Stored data

-- START --

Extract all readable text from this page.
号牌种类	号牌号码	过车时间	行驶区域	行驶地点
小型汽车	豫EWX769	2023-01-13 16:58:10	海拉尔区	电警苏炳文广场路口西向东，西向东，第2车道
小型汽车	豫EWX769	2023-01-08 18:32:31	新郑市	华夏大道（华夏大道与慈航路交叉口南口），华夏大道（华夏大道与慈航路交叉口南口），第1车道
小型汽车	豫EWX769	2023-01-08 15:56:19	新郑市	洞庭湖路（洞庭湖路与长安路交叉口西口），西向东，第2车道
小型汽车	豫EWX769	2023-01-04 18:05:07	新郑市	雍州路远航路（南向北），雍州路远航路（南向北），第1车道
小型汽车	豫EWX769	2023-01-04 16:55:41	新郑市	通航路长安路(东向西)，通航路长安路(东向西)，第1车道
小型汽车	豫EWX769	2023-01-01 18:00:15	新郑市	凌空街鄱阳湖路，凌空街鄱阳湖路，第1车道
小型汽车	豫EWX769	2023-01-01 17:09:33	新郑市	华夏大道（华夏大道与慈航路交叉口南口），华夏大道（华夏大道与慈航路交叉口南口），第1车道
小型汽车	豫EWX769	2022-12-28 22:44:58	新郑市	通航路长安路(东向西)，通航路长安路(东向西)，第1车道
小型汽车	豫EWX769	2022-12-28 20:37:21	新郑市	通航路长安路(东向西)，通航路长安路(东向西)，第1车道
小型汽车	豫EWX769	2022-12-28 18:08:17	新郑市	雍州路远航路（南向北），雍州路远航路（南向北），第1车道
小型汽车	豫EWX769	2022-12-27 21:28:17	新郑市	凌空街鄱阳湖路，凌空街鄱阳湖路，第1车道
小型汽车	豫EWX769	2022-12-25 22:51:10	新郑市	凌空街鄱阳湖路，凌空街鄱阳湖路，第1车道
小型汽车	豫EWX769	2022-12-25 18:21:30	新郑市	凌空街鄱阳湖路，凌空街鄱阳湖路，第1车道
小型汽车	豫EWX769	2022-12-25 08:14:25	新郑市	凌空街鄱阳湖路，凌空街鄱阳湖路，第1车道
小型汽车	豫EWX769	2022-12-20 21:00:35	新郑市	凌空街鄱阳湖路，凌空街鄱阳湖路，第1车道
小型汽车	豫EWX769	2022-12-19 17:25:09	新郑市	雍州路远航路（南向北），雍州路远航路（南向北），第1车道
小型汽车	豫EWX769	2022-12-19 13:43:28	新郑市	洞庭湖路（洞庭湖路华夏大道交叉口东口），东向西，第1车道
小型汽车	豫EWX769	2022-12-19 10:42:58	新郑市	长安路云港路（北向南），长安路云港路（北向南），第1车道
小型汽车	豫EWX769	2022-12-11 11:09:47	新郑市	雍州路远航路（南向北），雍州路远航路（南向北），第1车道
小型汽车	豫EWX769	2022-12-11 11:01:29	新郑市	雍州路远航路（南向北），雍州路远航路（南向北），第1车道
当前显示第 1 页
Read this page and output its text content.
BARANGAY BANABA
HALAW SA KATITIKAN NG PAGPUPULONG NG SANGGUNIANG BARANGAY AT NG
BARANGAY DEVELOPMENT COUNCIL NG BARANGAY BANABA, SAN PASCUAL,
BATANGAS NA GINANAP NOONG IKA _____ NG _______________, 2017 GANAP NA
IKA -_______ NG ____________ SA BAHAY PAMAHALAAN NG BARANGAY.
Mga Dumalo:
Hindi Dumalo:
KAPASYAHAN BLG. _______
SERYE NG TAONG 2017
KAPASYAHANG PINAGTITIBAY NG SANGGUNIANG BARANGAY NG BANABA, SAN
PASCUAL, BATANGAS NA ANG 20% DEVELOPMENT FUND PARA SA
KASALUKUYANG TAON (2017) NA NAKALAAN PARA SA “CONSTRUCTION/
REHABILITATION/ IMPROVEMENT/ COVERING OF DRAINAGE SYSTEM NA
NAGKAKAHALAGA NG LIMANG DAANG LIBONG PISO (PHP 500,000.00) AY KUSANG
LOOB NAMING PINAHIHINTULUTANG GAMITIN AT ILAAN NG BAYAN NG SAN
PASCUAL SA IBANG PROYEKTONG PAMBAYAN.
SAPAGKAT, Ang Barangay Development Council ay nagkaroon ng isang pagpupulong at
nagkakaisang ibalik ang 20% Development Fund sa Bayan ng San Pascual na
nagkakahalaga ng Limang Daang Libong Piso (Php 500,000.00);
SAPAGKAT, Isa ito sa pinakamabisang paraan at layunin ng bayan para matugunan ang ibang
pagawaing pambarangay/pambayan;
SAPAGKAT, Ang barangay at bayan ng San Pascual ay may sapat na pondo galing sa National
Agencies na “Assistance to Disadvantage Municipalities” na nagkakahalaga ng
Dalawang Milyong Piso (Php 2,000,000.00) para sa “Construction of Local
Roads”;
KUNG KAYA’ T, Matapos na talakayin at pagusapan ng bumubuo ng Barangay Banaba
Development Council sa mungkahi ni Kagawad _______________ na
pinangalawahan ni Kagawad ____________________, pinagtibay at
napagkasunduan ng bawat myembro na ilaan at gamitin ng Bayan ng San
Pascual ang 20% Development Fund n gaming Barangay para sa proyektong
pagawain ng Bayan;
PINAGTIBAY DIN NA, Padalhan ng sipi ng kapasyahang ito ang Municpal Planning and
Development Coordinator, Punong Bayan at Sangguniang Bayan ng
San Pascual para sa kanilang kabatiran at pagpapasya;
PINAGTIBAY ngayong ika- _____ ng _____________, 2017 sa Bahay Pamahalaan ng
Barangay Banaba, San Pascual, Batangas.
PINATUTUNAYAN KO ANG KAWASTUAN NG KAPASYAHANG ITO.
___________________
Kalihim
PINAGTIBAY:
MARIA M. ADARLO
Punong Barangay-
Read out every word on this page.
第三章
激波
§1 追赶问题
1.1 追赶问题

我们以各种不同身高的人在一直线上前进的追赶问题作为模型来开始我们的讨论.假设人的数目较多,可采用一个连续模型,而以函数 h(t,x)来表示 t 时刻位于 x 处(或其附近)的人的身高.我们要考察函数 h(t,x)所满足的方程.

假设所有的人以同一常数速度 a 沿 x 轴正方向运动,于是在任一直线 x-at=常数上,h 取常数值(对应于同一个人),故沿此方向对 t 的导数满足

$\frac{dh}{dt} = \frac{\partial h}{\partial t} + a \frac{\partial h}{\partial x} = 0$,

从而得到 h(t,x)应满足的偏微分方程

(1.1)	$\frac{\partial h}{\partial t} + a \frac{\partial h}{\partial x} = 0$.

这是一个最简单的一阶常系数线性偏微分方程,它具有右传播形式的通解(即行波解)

-- END --

Extract each record, keeping it identical to the original.

* Answer in full:
Extract all readable text from this page.
号牌种类	号牌号码	过车时间	行驶区域	行驶地点
小型汽车	豫EWX769	2023-01-13 16:58:10	海拉尔区	电警苏炳文广场路口西向东，西向东，第2车道
小型汽车	豫EWX769	2023-01-08 18:32:31	新郑市	华夏大道（华夏大道与慈航路交叉口南口），华夏大道（华夏大道与慈航路交叉口南口），第1车道
小型汽车	豫EWX769	2023-01-08 15:56:19	新郑市	洞庭湖路（洞庭湖路与长安路交叉口西口），西向东，第2车道
小型汽车	豫EWX769	2023-01-04 18:05:07	新郑市	雍州路远航路（南向北），雍州路远航路（南向北），第1车道
小型汽车	豫EWX769	2023-01-04 16:55:41	新郑市	通航路长安路(东向西)，通航路长安路(东向西)，第1车道
小型汽车	豫EWX769	2023-01-01 18:00:15	新郑市	凌空街鄱阳湖路，凌空街鄱阳湖路，第1车道
小型汽车	豫EWX769	2023-01-01 17:09:33	新郑市	华夏大道（华夏大道与慈航路交叉口南口），华夏大道（华夏大道与慈航路交叉口南口），第1车道
小型汽车	豫EWX769	2022-12-28 22:44:58	新郑市	通航路长安路(东向西)，通航路长安路(东向西)，第1车道
小型汽车	豫EWX769	2022-12-28 20:37:21	新郑市	通航路长安路(东向西)，通航路长安路(东向西)，第1车道
小型汽车	豫EWX769	2022-12-28 18:08:17	新郑市	雍州路远航路（南向北），雍州路远航路（南向北），第1车道
小型汽车	豫EWX769	2022-12-27 21:28:17	新郑市	凌空街鄱阳湖路，凌空街鄱阳湖路，第1车道
小型汽车	豫EWX769	2022-12-25 22:51:10	新郑市	凌空街鄱阳湖路，凌空街鄱阳湖路，第1车道
小型汽车	豫EWX769	2022-12-25 18:21:30	新郑市	凌空街鄱阳湖路，凌空街鄱阳湖路，第1车道
小型汽车	豫EWX769	2022-12-25 08:14:25	新郑市	凌空街鄱阳湖路，凌空街鄱阳湖路，第1车道
小型汽车	豫EWX769	2022-12-20 21:00:35	新郑市	凌空街鄱阳湖路，凌空街鄱阳湖路，第1车道
小型汽车	豫EWX769	2022-12-19 17:25:09	新郑市	雍州路远航路（南向北），雍州路远航路（南向北），第1车道
小型汽车	豫EWX769	2022-12-19 13:43:28	新郑市	洞庭湖路（洞庭湖路华夏大道交叉口东口），东向西，第1车道
小型汽车	豫EWX769	2022-12-19 10:42:58	新郑市	长安路云港路（北向南），长安路云港路（北向南），第1车道
小型汽车	豫EWX769	2022-12-11 11:09:47	新郑市	雍州路远航路（南向北），雍州路远航路（南向北），第1车道
小型汽车	豫EWX769	2022-12-11 11:01:29	新郑市	雍州路远航路（南向北），雍州路远航路（南向北），第1车道
当前显示第 1 页
Read this page and output its text content.
BARANGAY BANABA
HALAW SA KATITIKAN NG PAGPUPULONG NG SANGGUNIANG BARANGAY AT NG
BARANGAY DEVELOPMENT COUNCIL NG BARANGAY BANABA, SAN PASCUAL,
BATANGAS NA GINANAP NOONG IKA _____ NG _______________, 2017 GANAP NA
IKA -_______ NG ____________ SA BAHAY PAMAHALAAN NG BARANGAY.
Mga Dumalo:
Hindi Dumalo:
KAPASYAHAN BLG. _______
SERYE NG TAONG 2017
KAPASYAHANG PINAGTITIBAY NG SANGGUNIANG BARANGAY NG BANABA, SAN
PASCUAL, BATANGAS NA ANG 20% DEVELOPMENT FUND PARA SA
KASALUKUYANG TAON (2017) NA NAKALAAN PARA SA “CONSTRUCTION/
REHABILITATION/ IMPROVEMENT/ COVERING OF DRAINAGE SYSTEM NA
NAGKAKAHALAGA NG LIMANG DAANG LIBONG PISO (PHP 500,000.00) AY KUSANG
LOOB NAMING PINAHIHINTULUTANG GAMITIN AT ILAAN NG BAYAN NG SAN
PASCUAL SA IBANG PROYEKTONG PAMBAYAN.
SAPAGKAT, Ang Barangay Development Council ay nagkaroon ng isang pagpupulong at
nagkakaisang ibalik ang 20% Development Fund sa Bayan ng San Pascual na
nagkakahalaga ng Limang Daang Libong Piso (Php 500,000.00);
SAPAGKAT, Isa ito sa pinakamabisang paraan at layunin ng bayan para matugunan ang ibang
pagawaing pambarangay/pambayan;
SAPAGKAT, Ang barangay at bayan ng San Pascual ay may sapat na pondo galing sa National
Agencies na “Assistance to Disadvantage Municipalities” na nagkakahalaga ng
Dalawang Milyong Piso (Php 2,000,000.00) para sa “Construction of Local
Roads”;
KUNG KAYA’ T, Matapos na talakayin at pagusapan ng bumubuo ng Barangay Banaba
Development Council sa mungkahi ni Kagawad _______________ na
pinangalawahan ni Kagawad ____________________, pinagtibay at
napagkasunduan ng bawat myembro na ilaan at gamitin ng Bayan ng San
Pascual ang 20% Development Fund n gaming Barangay para sa proyektong
pagawain ng Bayan;
PINAGTIBAY DIN NA, Padalhan ng sipi ng kapasyahang ito ang Municpal Planning and
Development Coordinator, Punong Bayan at Sangguniang Bayan ng
San Pascual para sa kanilang kabatiran at pagpapasya;
PINAGTIBAY ngayong ika- _____ ng _____________, 2017 sa Bahay Pamahalaan ng
Barangay Banaba, San Pascual, Batangas.
PINATUTUNAYAN KO ANG KAWASTUAN NG KAPASYAHANG ITO.
___________________
Kalihim
PINAGTIBAY:
MARIA M. ADARLO
Punong Barangay-
Read out every word on this page.
第三章
激波
§1 追赶问题
1.1 追赶问题

我们以各种不同身高的人在一直线上前进的追赶问题作为模型来开始我们的讨论.假设人的数目较多,可采用一个连续模型,而以函数 h(t,x)来表示 t 时刻位于 x 处(或其附近)的人的身高.我们要考察函数 h(t,x)所满足的方程.

假设所有的人以同一常数速度 a 沿 x 轴正方向运动,于是在任一直线 x-at=常数上,h 取常数值(对应于同一个人),故沿此方向对 t 的导数满足

$\frac{dh}{dt} = \frac{\partial h}{\partial t} + a \frac{\partial h}{\partial x} = 0$,

从而得到 h(t,x)应满足的偏微分方程

(1.1)	$\frac{\partial h}{\partial t} + a \frac{\partial h}{\partial x} = 0$.

这是一个最简单的一阶常系数线性偏微分方程,它具有右传播形式的通解(即行波解)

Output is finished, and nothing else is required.